-- Start of Extracted data --

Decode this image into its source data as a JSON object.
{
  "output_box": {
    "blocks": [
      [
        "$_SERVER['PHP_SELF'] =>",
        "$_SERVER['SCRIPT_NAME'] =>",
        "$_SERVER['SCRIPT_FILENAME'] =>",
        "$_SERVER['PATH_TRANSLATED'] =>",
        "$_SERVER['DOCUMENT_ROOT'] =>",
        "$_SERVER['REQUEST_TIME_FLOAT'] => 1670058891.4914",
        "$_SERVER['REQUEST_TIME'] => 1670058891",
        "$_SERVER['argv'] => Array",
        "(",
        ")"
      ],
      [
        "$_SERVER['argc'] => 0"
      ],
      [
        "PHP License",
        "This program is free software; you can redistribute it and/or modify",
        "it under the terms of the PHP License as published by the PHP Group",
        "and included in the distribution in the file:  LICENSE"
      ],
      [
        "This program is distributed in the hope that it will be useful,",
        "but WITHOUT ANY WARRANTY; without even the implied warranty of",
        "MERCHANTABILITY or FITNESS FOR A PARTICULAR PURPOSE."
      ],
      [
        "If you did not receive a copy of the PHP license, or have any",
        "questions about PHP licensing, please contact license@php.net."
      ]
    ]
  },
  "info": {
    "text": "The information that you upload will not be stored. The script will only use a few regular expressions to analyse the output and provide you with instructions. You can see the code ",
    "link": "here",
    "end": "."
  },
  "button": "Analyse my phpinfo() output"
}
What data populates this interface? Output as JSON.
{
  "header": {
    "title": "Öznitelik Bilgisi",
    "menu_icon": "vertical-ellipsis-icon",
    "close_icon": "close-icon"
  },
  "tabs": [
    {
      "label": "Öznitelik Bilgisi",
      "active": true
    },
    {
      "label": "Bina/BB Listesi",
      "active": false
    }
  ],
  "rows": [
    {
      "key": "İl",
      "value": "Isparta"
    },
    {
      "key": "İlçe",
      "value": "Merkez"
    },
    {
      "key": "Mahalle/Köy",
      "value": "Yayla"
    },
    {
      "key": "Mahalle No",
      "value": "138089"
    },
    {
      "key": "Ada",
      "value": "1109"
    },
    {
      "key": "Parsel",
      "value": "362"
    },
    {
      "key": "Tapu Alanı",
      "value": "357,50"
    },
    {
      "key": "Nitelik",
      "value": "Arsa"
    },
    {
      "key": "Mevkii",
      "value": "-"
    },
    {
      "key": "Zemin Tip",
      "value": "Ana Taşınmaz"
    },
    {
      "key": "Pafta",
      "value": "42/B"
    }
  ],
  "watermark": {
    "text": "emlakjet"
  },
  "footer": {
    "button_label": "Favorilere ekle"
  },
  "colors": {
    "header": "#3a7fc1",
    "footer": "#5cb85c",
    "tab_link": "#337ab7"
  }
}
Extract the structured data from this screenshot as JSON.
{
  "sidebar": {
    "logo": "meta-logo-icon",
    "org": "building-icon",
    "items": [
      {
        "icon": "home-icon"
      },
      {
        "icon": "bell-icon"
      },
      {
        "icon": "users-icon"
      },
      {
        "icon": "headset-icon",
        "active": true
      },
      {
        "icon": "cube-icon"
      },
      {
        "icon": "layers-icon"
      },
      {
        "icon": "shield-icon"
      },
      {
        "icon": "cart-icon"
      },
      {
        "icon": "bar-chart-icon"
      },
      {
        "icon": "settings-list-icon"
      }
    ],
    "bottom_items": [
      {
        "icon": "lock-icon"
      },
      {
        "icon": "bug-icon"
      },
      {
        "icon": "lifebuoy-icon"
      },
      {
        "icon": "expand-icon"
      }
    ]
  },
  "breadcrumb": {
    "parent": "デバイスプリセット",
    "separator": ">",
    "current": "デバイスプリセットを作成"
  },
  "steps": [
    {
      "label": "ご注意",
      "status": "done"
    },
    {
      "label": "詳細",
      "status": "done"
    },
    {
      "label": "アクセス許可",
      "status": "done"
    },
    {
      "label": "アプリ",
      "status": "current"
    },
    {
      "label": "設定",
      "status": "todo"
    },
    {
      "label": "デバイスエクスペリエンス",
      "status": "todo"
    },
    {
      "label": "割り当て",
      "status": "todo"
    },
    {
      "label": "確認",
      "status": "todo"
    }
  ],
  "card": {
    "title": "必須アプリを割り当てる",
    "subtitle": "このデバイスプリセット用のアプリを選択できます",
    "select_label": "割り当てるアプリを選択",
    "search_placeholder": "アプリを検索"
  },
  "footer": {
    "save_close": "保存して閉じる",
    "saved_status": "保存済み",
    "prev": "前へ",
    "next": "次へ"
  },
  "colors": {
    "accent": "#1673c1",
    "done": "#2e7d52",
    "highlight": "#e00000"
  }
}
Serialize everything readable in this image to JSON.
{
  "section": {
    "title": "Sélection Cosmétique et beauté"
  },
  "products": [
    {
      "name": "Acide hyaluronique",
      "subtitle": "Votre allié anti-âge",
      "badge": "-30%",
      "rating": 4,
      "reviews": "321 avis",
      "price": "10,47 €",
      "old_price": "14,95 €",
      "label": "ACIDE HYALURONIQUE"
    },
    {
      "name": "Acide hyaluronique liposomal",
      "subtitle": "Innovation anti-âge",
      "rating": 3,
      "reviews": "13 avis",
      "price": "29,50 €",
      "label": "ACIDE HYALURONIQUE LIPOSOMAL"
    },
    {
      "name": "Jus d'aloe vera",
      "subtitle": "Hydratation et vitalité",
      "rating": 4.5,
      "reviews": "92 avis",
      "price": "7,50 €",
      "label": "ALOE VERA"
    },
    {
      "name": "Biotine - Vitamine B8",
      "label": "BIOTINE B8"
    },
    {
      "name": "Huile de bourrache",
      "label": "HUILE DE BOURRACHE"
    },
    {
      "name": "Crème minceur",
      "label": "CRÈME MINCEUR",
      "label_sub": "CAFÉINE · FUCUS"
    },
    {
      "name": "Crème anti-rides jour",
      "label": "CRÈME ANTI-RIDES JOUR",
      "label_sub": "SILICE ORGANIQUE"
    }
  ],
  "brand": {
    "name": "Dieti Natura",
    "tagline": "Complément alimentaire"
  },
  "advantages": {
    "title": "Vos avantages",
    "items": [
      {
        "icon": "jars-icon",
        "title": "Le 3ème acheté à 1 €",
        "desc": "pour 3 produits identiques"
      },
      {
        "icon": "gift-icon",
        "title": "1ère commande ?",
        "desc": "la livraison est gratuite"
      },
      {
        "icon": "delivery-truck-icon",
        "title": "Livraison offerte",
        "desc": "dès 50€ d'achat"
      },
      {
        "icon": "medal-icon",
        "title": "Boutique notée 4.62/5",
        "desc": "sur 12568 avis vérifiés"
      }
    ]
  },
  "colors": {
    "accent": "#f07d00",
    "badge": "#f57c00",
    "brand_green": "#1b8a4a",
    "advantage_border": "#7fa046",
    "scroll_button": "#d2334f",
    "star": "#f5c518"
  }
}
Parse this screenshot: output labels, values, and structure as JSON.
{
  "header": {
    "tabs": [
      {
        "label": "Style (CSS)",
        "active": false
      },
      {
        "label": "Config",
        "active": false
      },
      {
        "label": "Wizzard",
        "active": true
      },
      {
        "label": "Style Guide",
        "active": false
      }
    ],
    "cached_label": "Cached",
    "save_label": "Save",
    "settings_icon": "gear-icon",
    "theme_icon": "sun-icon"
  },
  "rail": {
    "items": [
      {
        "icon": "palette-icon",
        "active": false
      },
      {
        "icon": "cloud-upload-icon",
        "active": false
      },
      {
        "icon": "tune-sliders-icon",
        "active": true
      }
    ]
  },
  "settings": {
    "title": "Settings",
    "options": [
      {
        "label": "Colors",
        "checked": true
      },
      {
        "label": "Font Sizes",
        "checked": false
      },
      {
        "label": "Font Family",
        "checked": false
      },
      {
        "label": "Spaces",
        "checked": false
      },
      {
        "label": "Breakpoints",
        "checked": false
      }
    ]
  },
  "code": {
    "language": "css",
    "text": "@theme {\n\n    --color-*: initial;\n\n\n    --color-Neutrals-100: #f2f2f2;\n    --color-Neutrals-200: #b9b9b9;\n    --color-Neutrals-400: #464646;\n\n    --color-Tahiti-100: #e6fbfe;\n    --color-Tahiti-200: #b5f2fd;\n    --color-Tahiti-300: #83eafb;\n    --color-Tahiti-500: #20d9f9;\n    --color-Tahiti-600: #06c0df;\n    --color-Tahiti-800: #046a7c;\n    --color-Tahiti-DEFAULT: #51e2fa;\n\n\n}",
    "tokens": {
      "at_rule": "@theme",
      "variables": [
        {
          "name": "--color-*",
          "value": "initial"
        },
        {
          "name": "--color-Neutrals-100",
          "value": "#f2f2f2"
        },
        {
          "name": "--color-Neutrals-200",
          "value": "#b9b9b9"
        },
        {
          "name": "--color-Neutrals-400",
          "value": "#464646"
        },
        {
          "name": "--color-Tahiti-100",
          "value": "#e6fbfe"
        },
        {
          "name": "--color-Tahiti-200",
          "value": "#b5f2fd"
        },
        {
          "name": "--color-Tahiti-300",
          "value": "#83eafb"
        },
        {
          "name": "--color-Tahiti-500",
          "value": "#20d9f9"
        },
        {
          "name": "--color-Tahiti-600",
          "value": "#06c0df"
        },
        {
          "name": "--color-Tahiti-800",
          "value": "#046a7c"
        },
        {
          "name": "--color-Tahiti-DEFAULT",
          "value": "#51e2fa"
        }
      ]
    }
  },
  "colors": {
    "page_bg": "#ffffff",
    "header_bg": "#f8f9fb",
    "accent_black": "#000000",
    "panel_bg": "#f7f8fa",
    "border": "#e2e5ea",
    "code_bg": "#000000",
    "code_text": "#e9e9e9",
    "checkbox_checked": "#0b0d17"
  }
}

-- End of Extracted data --

Sift through the entries and copy every line with "JSON".

_Exercise response_:
Decode this image into its source data as a JSON object.
What data populates this interface? Output as JSON.
Extract the structured data from this screenshot as JSON.
Serialize everything readable in this image to JSON.
Parse this screenshot: output labels, values, and structure as JSON.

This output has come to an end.